#### [Exercise aim]
Among the records below, find each line that includes the string "Rates" and copy it.

#### [Records supplied]
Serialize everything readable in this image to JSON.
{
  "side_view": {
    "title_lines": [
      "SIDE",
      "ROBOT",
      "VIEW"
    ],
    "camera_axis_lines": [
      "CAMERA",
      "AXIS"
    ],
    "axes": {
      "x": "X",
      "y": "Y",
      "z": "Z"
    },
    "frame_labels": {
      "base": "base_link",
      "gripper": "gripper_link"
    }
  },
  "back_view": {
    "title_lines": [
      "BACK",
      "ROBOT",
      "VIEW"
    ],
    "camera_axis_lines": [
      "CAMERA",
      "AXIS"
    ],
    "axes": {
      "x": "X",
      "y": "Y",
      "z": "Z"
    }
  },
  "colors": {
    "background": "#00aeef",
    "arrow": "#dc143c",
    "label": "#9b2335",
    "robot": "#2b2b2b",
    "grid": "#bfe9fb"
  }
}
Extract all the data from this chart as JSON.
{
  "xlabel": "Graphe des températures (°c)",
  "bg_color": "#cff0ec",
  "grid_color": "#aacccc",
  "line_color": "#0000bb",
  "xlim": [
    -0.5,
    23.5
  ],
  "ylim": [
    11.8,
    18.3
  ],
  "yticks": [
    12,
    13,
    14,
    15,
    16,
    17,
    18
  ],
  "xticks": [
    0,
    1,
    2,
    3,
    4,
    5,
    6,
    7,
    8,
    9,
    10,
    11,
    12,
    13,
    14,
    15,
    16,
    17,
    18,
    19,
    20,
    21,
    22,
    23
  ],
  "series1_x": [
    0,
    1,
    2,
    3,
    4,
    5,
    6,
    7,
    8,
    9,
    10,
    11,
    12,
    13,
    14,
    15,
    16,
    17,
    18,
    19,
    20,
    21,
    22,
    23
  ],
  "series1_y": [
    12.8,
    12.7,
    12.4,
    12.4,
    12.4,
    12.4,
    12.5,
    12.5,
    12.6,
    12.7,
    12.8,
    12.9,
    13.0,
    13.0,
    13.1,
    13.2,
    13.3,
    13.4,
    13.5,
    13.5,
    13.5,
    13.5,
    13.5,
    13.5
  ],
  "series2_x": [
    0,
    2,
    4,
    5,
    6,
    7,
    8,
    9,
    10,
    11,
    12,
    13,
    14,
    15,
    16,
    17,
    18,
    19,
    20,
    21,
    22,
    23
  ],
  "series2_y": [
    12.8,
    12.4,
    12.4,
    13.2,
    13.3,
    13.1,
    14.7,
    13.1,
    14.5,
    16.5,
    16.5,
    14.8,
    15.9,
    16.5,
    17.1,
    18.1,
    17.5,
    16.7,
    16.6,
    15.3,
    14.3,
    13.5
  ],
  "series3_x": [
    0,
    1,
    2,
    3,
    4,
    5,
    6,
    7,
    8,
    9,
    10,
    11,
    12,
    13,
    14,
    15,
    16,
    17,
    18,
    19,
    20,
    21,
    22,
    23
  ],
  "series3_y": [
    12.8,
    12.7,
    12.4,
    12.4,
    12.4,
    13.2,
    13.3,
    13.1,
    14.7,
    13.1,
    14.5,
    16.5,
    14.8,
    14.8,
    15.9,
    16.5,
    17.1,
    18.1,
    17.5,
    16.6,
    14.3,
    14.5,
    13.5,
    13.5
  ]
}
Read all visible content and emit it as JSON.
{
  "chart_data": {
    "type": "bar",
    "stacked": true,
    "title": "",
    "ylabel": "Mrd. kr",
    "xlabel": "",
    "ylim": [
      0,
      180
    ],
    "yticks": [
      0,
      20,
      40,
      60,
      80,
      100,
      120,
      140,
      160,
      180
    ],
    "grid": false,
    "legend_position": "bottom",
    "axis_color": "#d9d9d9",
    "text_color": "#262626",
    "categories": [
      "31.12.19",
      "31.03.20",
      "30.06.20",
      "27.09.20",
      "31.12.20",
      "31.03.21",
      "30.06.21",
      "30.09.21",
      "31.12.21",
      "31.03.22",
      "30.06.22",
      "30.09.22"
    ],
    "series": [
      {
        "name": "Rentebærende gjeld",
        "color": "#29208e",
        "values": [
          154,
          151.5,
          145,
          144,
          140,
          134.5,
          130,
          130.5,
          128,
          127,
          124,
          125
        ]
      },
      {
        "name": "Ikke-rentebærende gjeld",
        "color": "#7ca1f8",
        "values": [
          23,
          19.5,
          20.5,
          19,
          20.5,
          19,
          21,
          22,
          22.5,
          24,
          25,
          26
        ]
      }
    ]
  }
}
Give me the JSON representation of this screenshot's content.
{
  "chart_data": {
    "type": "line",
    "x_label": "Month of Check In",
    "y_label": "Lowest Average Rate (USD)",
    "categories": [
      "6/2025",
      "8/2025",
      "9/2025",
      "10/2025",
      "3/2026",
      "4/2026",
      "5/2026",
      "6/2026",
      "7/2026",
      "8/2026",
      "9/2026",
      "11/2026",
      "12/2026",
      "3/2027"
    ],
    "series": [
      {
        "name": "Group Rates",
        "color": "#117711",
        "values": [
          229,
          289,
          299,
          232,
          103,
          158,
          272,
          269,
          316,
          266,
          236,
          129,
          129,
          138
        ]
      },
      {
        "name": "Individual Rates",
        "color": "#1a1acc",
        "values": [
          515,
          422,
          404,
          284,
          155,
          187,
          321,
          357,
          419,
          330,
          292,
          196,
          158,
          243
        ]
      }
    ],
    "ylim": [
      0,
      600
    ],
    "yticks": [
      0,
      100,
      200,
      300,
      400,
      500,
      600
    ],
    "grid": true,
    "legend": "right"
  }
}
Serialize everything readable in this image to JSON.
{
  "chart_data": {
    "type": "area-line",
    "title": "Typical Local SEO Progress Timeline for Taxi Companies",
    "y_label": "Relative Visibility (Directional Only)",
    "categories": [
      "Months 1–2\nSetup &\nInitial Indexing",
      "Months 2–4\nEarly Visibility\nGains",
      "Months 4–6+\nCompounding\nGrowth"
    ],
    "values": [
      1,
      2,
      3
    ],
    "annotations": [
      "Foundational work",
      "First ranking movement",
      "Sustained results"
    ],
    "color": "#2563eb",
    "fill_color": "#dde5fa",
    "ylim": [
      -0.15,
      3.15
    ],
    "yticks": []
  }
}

#### [Answer to this exercise]
        "name": "Group Rates",
        "name": "Individual Rates",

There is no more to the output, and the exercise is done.